__Provided information__
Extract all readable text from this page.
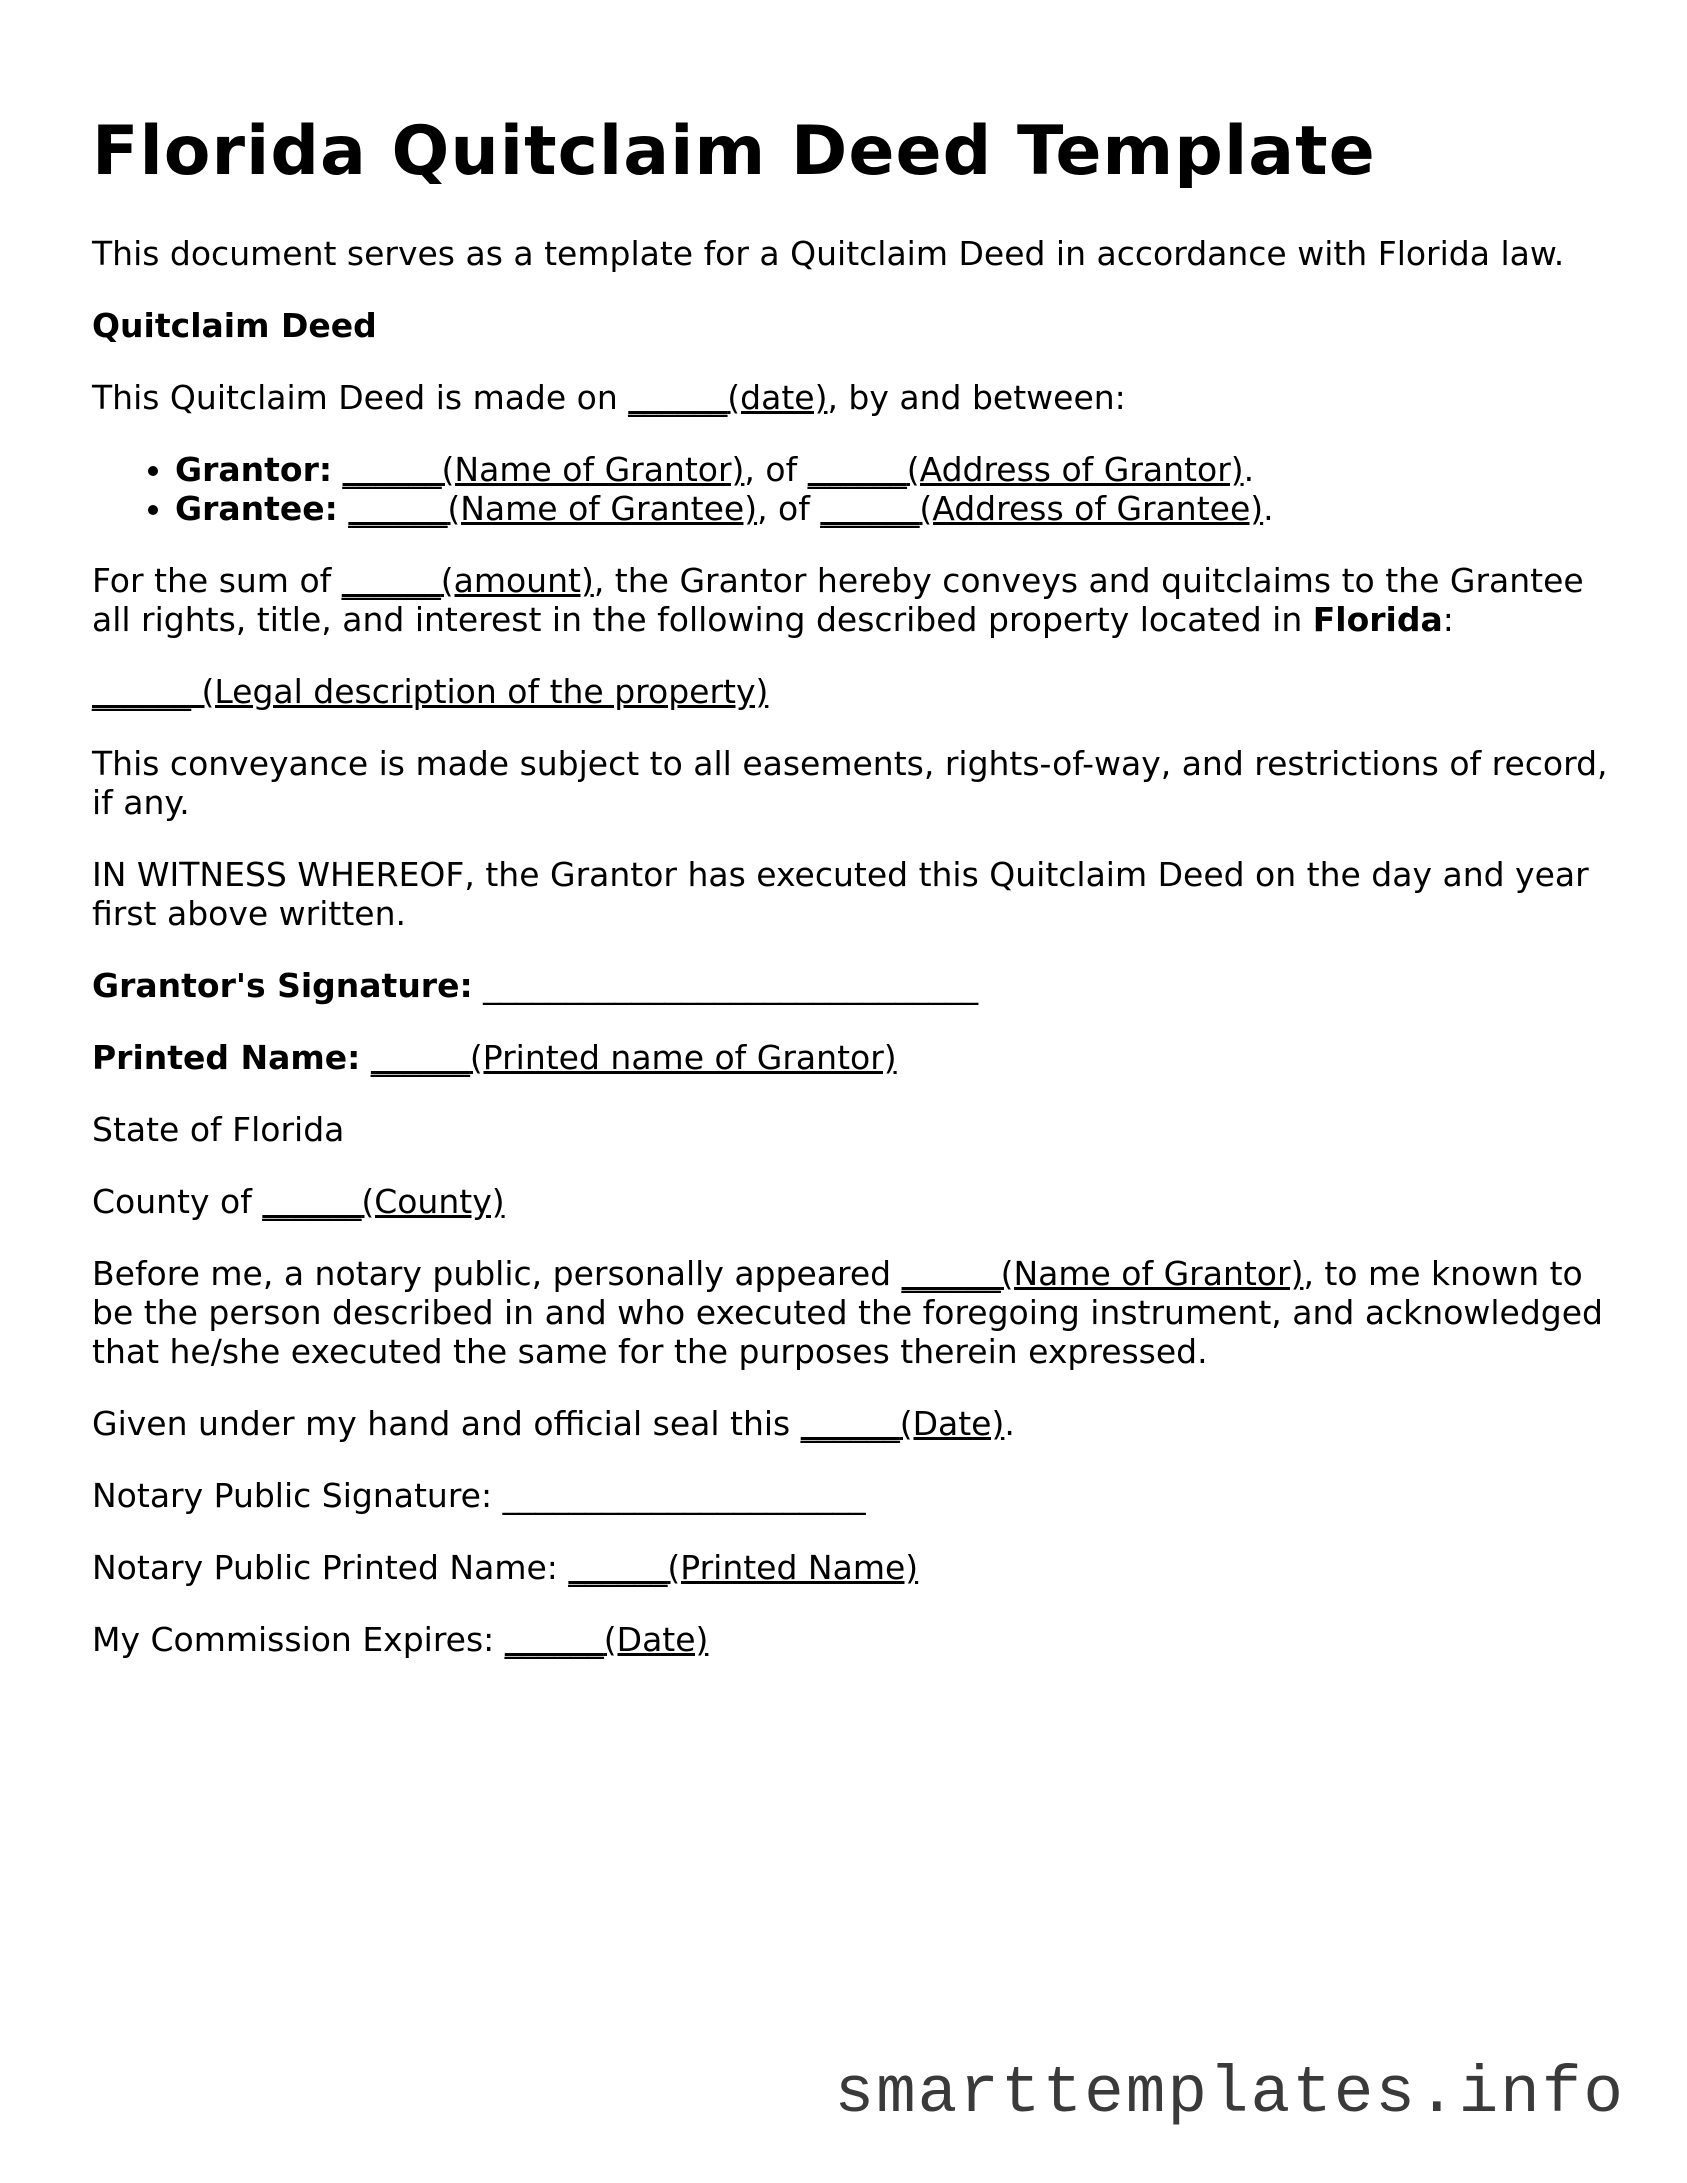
Florida Quitclaim Deed Template

This document serves as a template for a Quitclaim Deed in accordance with Florida law.

Quitclaim Deed

This Quitclaim Deed is made on ______(date), by and between:

• Grantor: ______(Name of Grantor), of ______(Address of Grantor).
• Grantee: ______(Name of Grantee), of ______(Address of Grantee).

For the sum of ______(amount), the Grantor hereby conveys and quitclaims to the Grantee all rights, title, and interest in the following described property located in Florida:

______ (Legal description of the property)

This conveyance is made subject to all easements, rights-of-way, and restrictions of record, if any.

IN WITNESS WHEREOF, the Grantor has executed this Quitclaim Deed on the day and year first above written.

Grantor's Signature: ______________________________

Printed Name: ______(Printed name of Grantor)

State of Florida

County of ______(County)

Before me, a notary public, personally appeared ______(Name of Grantor), to me known to be the person described in and who executed the foregoing instrument, and acknowledged that he/she executed the same for the purposes therein expressed.

Given under my hand and official seal this ______(Date).

Notary Public Signature: ______________________

Notary Public Printed Name: ______(Printed Name)

My Commission Expires: ______(Date)

smarttemplates.info
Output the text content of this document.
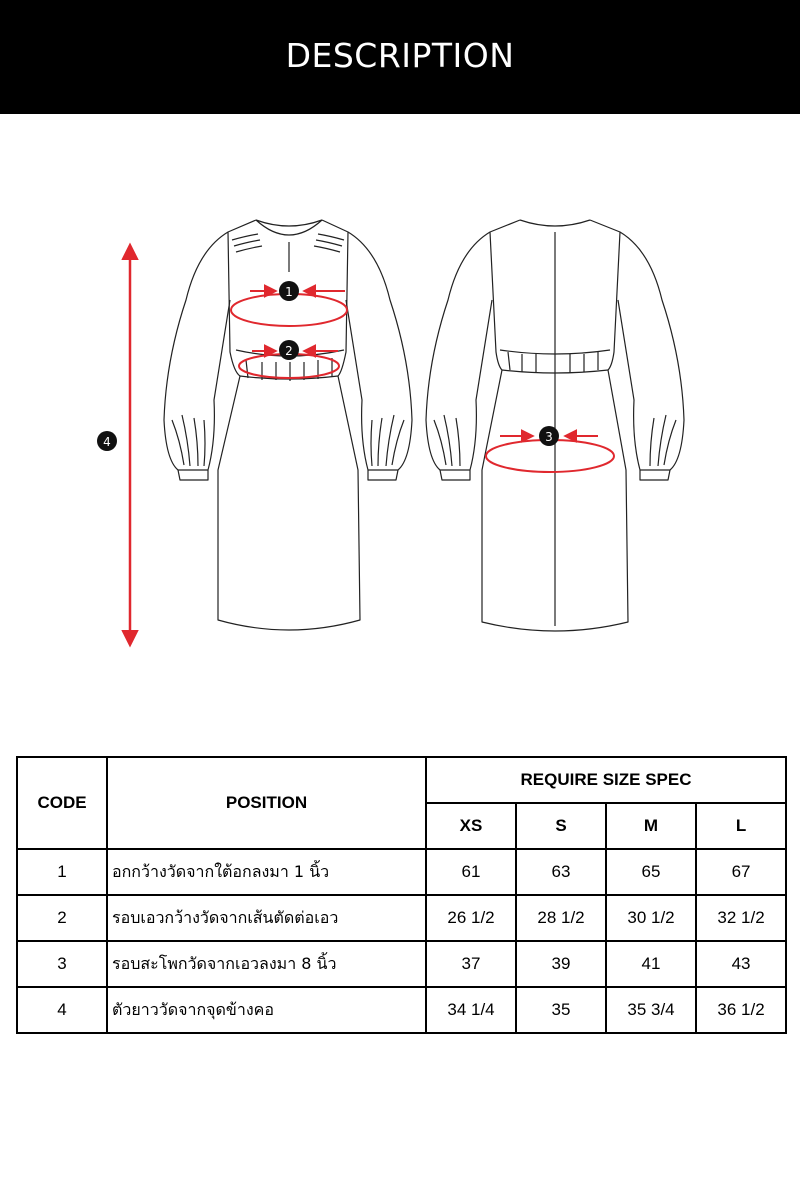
DESCRIPTION
1
2
3
4
CODE	POSITION	REQUIRE SIZE SPEC			
		XS	S	M	L
1	อกกว้างวัดจากใต้อกลงมา 1 นิ้ว	61	63	65	67
2	รอบเอวกว้างวัดจากเส้นตัดต่อเอว	26 1/2	28 1/2	30 1/2	32 1/2
3	รอบสะโพกวัดจากเอวลงมา 8 นิ้ว	37	39	41	43
4	ตัวยาววัดจากจุดข้างคอ	34 1/4	35	35 3/4	36 1/2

__What is needed__
Exact duplication of all the records is required; pictures are omitted from the copy.

__Exercise answer__
Extract all readable text from this page.
Florida Quitclaim Deed Template

This document serves as a template for a Quitclaim Deed in accordance with Florida law.

Quitclaim Deed

This Quitclaim Deed is made on ______(date), by and between:

• Grantor: ______(Name of Grantor), of ______(Address of Grantor).
• Grantee: ______(Name of Grantee), of ______(Address of Grantee).

For the sum of ______(amount), the Grantor hereby conveys and quitclaims to the Grantee all rights, title, and interest in the following described property located in Florida:

______ (Legal description of the property)

This conveyance is made subject to all easements, rights-of-way, and restrictions of record, if any.

IN WITNESS WHEREOF, the Grantor has executed this Quitclaim Deed on the day and year first above written.

Grantor's Signature: ______________________________

Printed Name: ______(Printed name of Grantor)

State of Florida

County of ______(County)

Before me, a notary public, personally appeared ______(Name of Grantor), to me known to be the person described in and who executed the foregoing instrument, and acknowledged that he/she executed the same for the purposes therein expressed.

Given under my hand and official seal this ______(Date).

Notary Public Signature: ______________________

Notary Public Printed Name: ______(Printed Name)

My Commission Expires: ______(Date)

smarttemplates.info
Output the text content of this document.
DESCRIPTION
1
2
3
4
CODE	POSITION	REQUIRE SIZE SPEC			
		XS	S	M	L
1	อกกว้างวัดจากใต้อกลงมา 1 นิ้ว	61	63	65	67
2	รอบเอวกว้างวัดจากเส้นตัดต่อเอว	26 1/2	28 1/2	30 1/2	32 1/2
3	รอบสะโพกวัดจากเอวลงมา 8 นิ้ว	37	39	41	43
4	ตัวยาววัดจากจุดข้างคอ	34 1/4	35	35 3/4	36 1/2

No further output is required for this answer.